Stored data:
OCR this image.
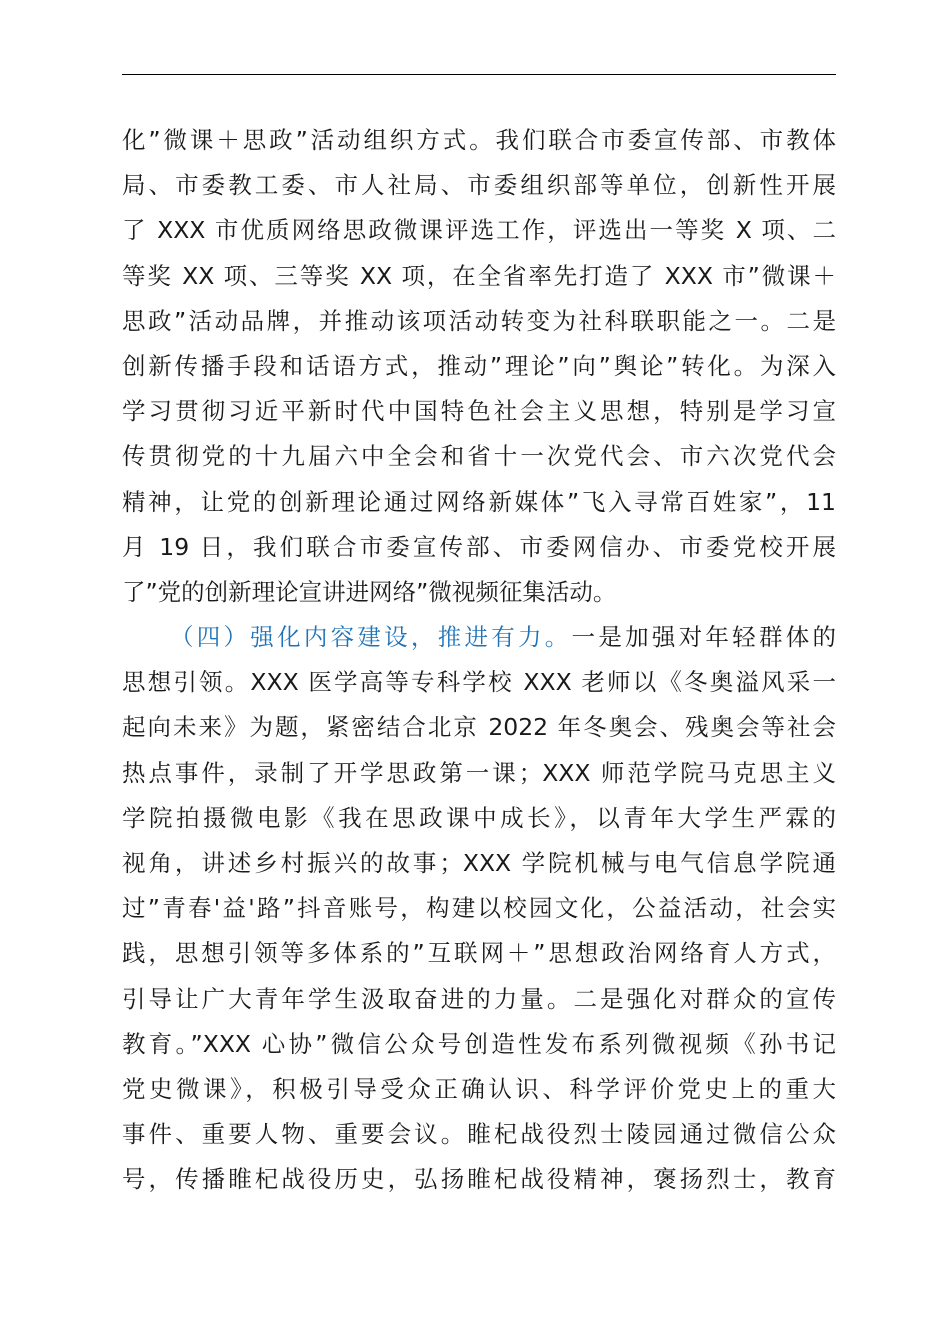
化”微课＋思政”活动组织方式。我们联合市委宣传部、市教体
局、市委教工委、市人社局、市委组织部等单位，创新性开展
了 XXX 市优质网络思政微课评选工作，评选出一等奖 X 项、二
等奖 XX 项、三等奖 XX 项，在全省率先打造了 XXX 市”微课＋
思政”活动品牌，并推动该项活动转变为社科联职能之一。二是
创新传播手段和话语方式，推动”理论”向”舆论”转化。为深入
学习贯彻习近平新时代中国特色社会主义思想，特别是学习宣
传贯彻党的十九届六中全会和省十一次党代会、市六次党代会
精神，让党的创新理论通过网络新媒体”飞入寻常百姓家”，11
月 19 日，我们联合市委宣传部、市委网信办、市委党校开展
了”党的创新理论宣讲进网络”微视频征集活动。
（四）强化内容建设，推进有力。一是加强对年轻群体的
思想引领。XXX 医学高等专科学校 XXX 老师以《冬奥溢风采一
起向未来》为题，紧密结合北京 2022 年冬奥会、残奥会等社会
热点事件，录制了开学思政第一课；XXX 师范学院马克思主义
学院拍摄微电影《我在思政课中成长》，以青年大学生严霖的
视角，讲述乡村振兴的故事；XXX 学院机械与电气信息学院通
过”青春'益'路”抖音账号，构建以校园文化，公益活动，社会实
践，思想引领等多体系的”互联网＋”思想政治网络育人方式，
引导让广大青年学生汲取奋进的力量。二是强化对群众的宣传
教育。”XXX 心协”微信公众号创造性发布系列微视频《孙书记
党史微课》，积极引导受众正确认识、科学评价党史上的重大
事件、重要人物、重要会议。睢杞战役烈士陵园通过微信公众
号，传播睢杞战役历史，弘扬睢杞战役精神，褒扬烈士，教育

*EXERCISE INSTRUCTIONS*: Report each line in the data that holds the word "我们联合市委宣传部".

*OUTPUT FOR THIS EXERCISE*:
化”微课＋思政”活动组织方式。我们联合市委宣传部、市教体
月 19 日，我们联合市委宣传部、市委网信办、市委党校开展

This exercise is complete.